● **PROBLEM DETAILS**:
Retype each line of the material exactly, please, skipping any picture in it.

══════════════════════════════

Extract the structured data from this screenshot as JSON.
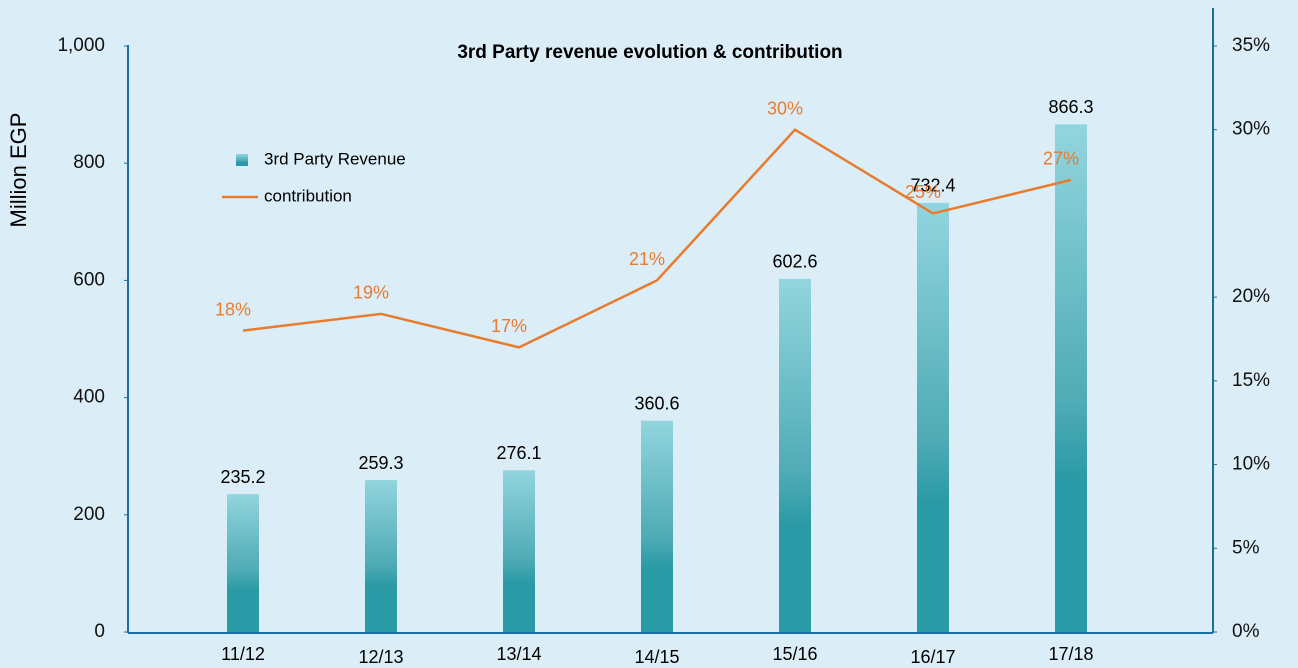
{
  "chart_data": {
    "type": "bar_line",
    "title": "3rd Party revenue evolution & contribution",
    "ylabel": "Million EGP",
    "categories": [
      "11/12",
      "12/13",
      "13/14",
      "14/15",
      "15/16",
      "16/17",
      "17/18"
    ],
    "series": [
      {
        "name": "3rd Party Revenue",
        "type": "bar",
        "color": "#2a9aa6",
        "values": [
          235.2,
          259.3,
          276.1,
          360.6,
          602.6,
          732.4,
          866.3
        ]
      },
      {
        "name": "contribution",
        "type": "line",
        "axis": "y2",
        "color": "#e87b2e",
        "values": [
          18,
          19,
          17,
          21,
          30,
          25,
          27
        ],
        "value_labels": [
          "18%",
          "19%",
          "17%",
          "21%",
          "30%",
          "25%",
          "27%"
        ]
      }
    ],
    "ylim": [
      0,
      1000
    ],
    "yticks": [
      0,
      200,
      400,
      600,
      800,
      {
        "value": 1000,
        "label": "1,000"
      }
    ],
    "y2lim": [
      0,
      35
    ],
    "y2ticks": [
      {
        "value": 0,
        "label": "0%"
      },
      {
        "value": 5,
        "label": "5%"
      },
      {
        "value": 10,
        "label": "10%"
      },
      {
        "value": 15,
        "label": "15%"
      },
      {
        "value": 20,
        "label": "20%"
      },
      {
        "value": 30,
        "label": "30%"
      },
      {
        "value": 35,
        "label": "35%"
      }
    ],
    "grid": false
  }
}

══════════════════════════════

● **ANSWER FOR THE TASK**:
Extract the structured data from this screenshot as JSON.
{
  "chart_data": {
    "type": "bar_line",
    "title": "3rd Party revenue evolution & contribution",
    "ylabel": "Million EGP",
    "categories": [
      "11/12",
      "12/13",
      "13/14",
      "14/15",
      "15/16",
      "16/17",
      "17/18"
    ],
    "series": [
      {
        "name": "3rd Party Revenue",
        "type": "bar",
        "color": "#2a9aa6",
        "values": [
          235.2,
          259.3,
          276.1,
          360.6,
          602.6,
          732.4,
          866.3
        ]
      },
      {
        "name": "contribution",
        "type": "line",
        "axis": "y2",
        "color": "#e87b2e",
        "values": [
          18,
          19,
          17,
          21,
          30,
          25,
          27
        ],
        "value_labels": [
          "18%",
          "19%",
          "17%",
          "21%",
          "30%",
          "25%",
          "27%"
        ]
      }
    ],
    "ylim": [
      0,
      1000
    ],
    "yticks": [
      0,
      200,
      400,
      600,
      800,
      {
        "value": 1000,
        "label": "1,000"
      }
    ],
    "y2lim": [
      0,
      35
    ],
    "y2ticks": [
      {
        "value": 0,
        "label": "0%"
      },
      {
        "value": 5,
        "label": "5%"
      },
      {
        "value": 10,
        "label": "10%"
      },
      {
        "value": 15,
        "label": "15%"
      },
      {
        "value": 20,
        "label": "20%"
      },
      {
        "value": 30,
        "label": "30%"
      },
      {
        "value": 35,
        "label": "35%"
      }
    ],
    "grid": false
  }
}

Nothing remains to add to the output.